>>>

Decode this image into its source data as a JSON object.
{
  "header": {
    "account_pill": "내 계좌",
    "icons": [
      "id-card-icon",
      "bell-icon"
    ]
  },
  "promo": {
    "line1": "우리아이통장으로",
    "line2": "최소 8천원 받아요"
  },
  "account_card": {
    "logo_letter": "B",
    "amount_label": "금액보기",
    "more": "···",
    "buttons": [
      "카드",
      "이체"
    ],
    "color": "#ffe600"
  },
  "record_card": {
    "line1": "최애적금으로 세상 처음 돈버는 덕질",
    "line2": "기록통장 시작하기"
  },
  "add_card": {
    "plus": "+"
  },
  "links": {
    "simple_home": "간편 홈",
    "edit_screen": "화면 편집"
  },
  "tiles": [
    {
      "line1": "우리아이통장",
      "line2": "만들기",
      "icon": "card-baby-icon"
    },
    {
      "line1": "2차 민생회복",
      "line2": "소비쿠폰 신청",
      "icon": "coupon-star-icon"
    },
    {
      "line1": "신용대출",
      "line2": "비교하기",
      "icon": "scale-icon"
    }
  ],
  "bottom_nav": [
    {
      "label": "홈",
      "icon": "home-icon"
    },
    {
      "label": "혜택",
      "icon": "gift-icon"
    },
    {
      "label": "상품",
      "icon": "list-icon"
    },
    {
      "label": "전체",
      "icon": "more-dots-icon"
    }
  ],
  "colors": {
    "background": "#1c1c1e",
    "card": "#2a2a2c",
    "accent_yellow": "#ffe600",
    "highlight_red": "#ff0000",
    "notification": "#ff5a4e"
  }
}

<<<

- _SET TASK_
Retype every entry word for word.

- _FULL OUTPUT_
Decode this image into its source data as a JSON object.
{
  "header": {
    "account_pill": "내 계좌",
    "icons": [
      "id-card-icon",
      "bell-icon"
    ]
  },
  "promo": {
    "line1": "우리아이통장으로",
    "line2": "최소 8천원 받아요"
  },
  "account_card": {
    "logo_letter": "B",
    "amount_label": "금액보기",
    "more": "···",
    "buttons": [
      "카드",
      "이체"
    ],
    "color": "#ffe600"
  },
  "record_card": {
    "line1": "최애적금으로 세상 처음 돈버는 덕질",
    "line2": "기록통장 시작하기"
  },
  "add_card": {
    "plus": "+"
  },
  "links": {
    "simple_home": "간편 홈",
    "edit_screen": "화면 편집"
  },
  "tiles": [
    {
      "line1": "우리아이통장",
      "line2": "만들기",
      "icon": "card-baby-icon"
    },
    {
      "line1": "2차 민생회복",
      "line2": "소비쿠폰 신청",
      "icon": "coupon-star-icon"
    },
    {
      "line1": "신용대출",
      "line2": "비교하기",
      "icon": "scale-icon"
    }
  ],
  "bottom_nav": [
    {
      "label": "홈",
      "icon": "home-icon"
    },
    {
      "label": "혜택",
      "icon": "gift-icon"
    },
    {
      "label": "상품",
      "icon": "list-icon"
    },
    {
      "label": "전체",
      "icon": "more-dots-icon"
    }
  ],
  "colors": {
    "background": "#1c1c1e",
    "card": "#2a2a2c",
    "accent_yellow": "#ffe600",
    "highlight_red": "#ff0000",
    "notification": "#ff5a4e"
  }
}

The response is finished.